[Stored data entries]
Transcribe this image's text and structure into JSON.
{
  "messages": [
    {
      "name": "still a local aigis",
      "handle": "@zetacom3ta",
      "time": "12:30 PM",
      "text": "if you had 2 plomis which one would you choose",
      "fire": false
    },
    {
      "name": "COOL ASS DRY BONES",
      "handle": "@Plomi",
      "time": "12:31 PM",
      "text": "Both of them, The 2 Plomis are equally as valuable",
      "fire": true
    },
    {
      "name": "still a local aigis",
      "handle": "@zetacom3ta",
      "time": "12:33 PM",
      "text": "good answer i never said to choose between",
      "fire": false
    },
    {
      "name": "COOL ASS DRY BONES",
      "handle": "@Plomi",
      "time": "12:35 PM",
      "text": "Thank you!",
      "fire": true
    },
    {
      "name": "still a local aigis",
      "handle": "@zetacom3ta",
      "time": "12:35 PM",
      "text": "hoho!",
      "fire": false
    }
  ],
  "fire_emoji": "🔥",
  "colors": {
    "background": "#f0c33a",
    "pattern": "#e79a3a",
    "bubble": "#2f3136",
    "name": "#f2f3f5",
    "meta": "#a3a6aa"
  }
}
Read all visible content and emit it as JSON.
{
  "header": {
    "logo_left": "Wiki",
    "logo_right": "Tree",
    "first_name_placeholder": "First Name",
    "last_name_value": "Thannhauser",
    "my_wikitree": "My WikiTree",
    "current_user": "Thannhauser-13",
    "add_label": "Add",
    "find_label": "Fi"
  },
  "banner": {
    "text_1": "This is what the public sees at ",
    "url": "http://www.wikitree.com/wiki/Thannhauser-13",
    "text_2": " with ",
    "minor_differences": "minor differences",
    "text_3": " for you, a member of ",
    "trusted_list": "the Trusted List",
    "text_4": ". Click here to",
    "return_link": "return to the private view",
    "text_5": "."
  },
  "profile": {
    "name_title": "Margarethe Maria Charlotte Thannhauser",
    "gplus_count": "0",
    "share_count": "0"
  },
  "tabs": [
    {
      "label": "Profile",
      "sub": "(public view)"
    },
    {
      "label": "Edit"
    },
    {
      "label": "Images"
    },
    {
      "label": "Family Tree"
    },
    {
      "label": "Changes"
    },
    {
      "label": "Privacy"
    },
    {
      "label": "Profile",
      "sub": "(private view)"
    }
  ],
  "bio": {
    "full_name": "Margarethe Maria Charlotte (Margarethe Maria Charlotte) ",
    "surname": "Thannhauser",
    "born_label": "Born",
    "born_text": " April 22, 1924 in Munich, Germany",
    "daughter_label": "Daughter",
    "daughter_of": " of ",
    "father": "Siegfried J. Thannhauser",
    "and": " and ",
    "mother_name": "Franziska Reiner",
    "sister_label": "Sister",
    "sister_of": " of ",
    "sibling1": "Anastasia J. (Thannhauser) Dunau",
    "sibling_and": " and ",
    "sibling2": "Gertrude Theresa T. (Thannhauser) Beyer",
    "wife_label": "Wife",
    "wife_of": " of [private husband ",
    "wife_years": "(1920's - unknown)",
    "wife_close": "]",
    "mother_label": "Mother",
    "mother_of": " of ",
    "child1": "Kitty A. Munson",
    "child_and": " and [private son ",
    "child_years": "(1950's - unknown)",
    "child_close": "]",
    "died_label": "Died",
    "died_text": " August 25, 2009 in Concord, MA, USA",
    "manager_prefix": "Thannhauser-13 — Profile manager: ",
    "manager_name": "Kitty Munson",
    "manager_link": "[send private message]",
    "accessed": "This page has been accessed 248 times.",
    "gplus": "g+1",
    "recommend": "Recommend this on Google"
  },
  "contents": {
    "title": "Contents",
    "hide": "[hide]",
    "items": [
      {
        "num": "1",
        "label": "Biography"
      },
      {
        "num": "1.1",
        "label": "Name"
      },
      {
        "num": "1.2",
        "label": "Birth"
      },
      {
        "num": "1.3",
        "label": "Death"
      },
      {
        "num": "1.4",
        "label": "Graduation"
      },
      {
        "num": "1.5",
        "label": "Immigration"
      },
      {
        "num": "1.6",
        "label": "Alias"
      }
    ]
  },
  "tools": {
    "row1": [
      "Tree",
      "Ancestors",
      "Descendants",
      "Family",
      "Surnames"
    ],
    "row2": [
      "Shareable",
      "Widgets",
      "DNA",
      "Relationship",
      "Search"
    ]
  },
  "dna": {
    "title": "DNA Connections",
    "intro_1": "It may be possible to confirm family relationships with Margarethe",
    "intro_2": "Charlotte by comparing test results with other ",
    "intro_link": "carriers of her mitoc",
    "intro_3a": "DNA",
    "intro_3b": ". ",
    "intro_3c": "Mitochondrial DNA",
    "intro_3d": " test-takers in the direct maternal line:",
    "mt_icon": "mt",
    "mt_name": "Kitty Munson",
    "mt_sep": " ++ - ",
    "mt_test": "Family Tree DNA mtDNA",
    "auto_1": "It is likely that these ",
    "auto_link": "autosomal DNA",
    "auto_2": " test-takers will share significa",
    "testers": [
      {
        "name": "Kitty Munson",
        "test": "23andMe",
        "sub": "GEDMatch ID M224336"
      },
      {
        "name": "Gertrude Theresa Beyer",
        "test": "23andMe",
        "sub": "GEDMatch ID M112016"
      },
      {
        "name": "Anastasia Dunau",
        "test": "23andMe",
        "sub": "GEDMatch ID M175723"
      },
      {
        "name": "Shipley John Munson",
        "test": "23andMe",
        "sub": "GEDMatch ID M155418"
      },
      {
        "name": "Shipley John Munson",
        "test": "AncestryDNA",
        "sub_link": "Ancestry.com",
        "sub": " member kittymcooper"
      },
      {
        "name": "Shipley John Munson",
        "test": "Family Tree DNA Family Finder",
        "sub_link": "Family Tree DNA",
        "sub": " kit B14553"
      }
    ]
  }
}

==

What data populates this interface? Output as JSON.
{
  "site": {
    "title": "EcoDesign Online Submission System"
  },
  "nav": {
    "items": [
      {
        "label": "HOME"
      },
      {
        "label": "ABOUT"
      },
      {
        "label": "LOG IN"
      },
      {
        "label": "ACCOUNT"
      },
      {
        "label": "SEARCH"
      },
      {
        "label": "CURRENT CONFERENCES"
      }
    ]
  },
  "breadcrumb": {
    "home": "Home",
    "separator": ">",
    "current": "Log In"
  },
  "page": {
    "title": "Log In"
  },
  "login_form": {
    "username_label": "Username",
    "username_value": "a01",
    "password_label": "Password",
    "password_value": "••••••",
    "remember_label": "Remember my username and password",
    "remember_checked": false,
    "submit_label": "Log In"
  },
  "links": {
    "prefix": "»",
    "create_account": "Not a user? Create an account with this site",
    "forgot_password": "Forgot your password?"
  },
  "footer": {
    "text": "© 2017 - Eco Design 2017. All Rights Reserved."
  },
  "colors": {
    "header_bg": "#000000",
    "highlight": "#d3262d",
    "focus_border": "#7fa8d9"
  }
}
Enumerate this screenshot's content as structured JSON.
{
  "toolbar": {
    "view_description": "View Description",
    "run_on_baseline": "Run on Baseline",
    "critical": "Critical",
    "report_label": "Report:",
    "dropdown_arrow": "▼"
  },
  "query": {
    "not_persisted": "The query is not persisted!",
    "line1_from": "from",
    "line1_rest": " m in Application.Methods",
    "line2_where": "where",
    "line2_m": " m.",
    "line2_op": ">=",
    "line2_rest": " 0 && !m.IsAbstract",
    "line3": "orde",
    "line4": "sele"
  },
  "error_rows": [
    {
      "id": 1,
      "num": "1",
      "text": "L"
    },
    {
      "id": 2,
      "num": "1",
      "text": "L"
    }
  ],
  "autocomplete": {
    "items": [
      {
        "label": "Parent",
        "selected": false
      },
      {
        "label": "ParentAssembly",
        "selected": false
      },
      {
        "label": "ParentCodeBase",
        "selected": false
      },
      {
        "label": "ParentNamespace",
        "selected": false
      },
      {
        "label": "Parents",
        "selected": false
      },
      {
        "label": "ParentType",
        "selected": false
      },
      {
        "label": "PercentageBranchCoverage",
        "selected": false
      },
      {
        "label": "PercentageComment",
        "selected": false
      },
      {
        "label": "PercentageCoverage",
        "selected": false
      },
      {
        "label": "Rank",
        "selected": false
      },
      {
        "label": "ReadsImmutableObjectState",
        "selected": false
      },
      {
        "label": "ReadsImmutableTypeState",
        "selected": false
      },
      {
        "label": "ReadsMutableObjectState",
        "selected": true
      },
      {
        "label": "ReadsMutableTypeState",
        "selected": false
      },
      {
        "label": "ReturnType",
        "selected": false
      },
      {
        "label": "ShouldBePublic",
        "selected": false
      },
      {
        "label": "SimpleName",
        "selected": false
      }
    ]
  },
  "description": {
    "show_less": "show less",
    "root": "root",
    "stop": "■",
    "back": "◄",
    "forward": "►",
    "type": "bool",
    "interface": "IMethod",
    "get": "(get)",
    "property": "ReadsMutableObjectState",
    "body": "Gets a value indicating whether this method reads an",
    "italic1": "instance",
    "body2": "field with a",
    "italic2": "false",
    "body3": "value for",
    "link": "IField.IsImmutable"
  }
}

--

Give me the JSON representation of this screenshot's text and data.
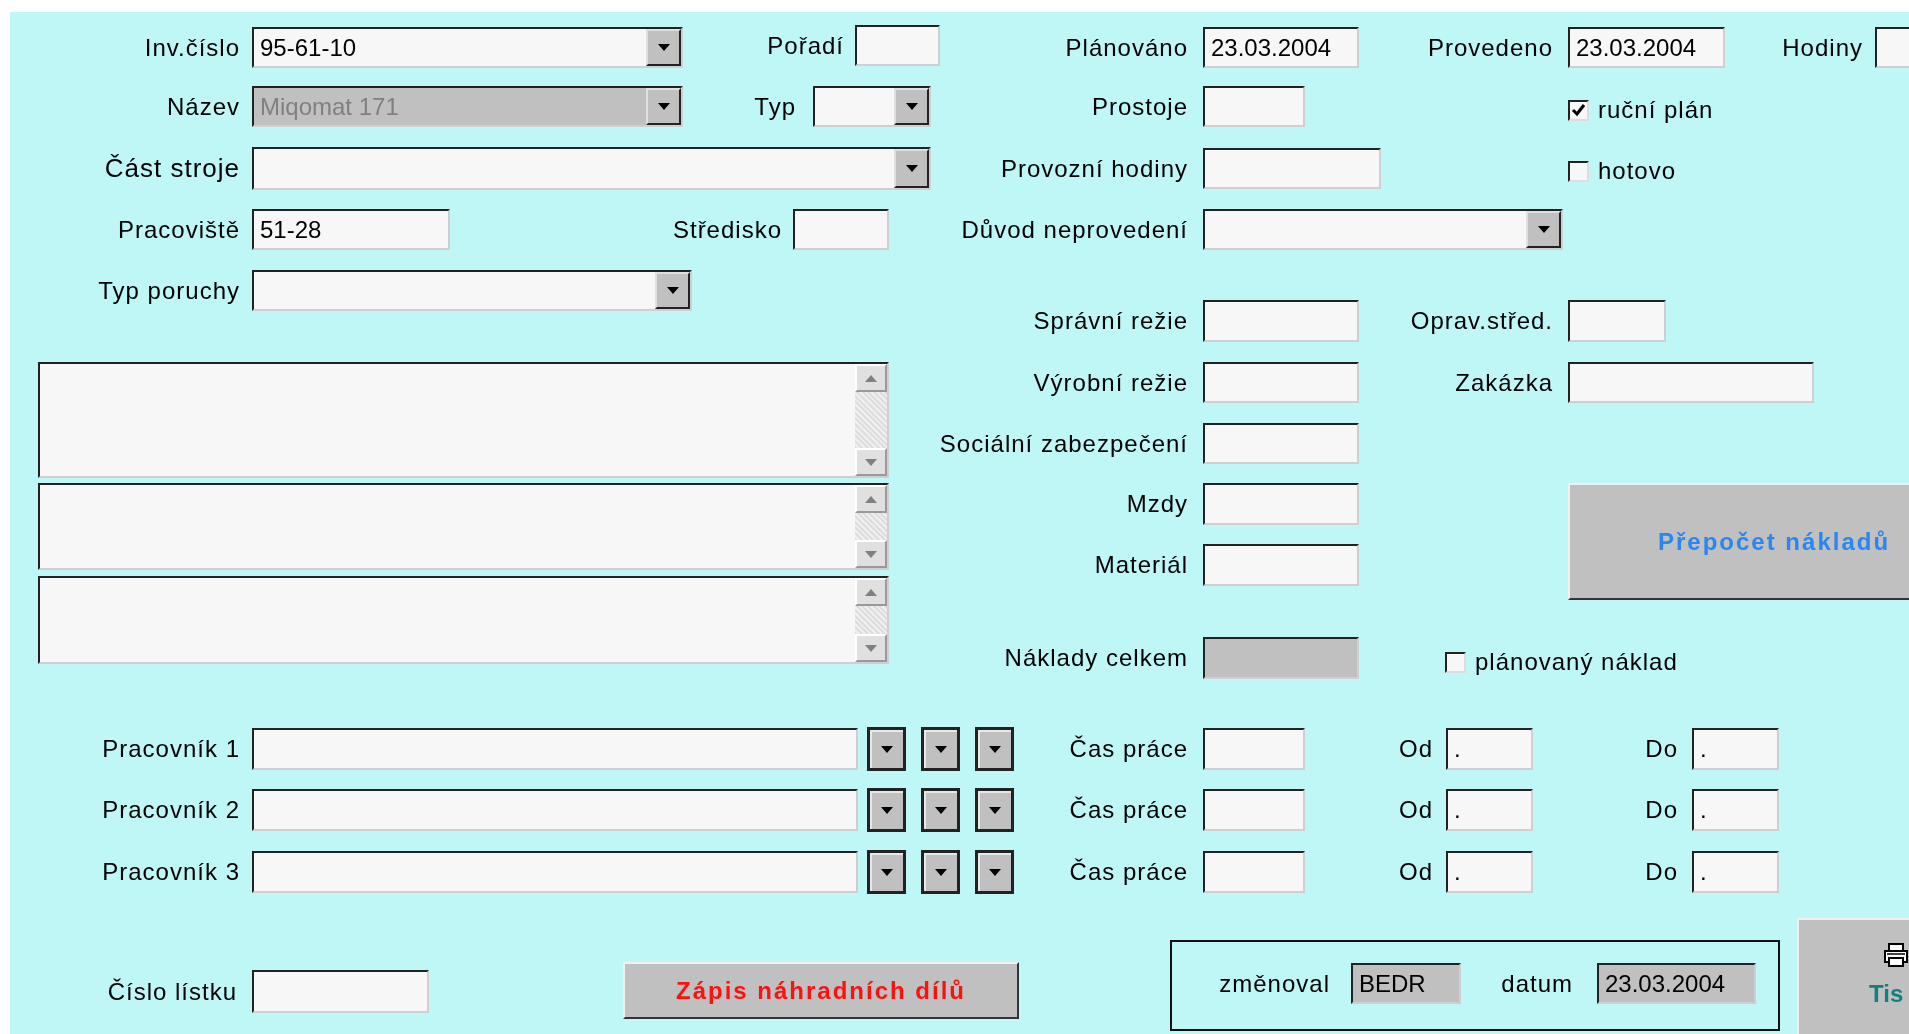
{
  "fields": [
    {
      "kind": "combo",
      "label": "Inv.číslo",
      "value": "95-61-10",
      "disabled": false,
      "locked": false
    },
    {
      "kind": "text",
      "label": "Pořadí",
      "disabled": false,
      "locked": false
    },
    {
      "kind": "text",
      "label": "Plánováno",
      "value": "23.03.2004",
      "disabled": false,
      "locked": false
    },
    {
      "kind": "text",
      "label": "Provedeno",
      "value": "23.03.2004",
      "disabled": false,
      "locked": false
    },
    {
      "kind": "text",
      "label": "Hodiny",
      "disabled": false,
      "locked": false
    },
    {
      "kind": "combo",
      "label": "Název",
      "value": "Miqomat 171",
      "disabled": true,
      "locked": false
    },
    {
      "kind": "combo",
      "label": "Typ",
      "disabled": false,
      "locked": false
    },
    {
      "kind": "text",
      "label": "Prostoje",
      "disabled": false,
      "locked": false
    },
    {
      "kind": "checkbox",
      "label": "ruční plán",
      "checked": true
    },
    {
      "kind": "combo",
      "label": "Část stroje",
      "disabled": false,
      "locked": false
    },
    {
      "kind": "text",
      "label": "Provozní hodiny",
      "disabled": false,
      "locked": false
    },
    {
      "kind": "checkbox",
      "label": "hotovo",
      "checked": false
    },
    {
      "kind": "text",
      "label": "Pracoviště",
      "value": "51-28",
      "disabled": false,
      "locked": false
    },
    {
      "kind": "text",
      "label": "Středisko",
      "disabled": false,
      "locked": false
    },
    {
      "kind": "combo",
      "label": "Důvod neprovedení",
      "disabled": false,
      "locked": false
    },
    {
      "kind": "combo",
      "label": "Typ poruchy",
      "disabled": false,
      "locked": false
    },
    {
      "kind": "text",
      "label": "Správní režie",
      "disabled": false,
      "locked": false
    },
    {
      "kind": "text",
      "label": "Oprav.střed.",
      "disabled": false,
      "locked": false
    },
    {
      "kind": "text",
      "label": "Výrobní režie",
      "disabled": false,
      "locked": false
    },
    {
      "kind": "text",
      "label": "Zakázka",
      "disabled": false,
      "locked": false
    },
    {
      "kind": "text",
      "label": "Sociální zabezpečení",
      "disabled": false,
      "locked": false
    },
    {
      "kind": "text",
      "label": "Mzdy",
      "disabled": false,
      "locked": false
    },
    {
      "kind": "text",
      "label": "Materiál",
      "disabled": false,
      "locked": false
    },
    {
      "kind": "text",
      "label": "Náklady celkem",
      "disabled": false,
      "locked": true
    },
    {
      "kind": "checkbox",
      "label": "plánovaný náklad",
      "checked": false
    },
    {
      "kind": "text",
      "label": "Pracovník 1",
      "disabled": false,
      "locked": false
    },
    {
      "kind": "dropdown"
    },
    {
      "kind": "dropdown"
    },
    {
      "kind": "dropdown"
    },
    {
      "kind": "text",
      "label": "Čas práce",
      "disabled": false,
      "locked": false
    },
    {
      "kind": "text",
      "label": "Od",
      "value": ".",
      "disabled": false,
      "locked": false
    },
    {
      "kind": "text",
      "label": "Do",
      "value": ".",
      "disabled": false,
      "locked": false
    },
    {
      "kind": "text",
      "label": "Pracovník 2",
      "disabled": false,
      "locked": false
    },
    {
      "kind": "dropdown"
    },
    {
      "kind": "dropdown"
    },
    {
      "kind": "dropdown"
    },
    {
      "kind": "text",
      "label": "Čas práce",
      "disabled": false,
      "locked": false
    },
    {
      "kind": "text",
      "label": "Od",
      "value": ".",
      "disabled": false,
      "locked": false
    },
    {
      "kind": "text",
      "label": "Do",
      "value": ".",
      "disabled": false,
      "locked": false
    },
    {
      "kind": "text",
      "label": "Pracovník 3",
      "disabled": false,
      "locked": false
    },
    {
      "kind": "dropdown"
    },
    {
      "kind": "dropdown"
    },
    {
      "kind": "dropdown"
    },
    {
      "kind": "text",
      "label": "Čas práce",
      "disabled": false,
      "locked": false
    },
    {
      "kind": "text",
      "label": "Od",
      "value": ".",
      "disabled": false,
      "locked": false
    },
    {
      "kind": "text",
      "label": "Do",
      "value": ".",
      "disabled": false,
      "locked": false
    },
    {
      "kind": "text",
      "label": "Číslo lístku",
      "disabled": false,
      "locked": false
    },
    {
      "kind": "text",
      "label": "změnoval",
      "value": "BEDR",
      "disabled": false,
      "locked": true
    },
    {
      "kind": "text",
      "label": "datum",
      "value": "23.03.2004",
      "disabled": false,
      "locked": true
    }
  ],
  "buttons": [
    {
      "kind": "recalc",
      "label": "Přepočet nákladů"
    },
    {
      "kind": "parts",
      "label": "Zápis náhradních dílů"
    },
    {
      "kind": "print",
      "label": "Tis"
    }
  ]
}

◆ REQUIRED WORK:
Copy out all lines where the word "Thannhauser" appears.

◆ RIGHT ANSWER:
    "last_name_value": "Thannhauser",
    "current_user": "Thannhauser-13",
    "url": "http://www.wikitree.com/wiki/Thannhauser-13",
    "name_title": "Margarethe Maria Charlotte Thannhauser",
    "surname": "Thannhauser",
    "father": "Siegfried J. Thannhauser",
    "sibling1": "Anastasia J. (Thannhauser) Dunau",
    "sibling2": "Gertrude Theresa T. (Thannhauser) Beyer",
    "manager_prefix": "Thannhauser-13 — Profile manager: ",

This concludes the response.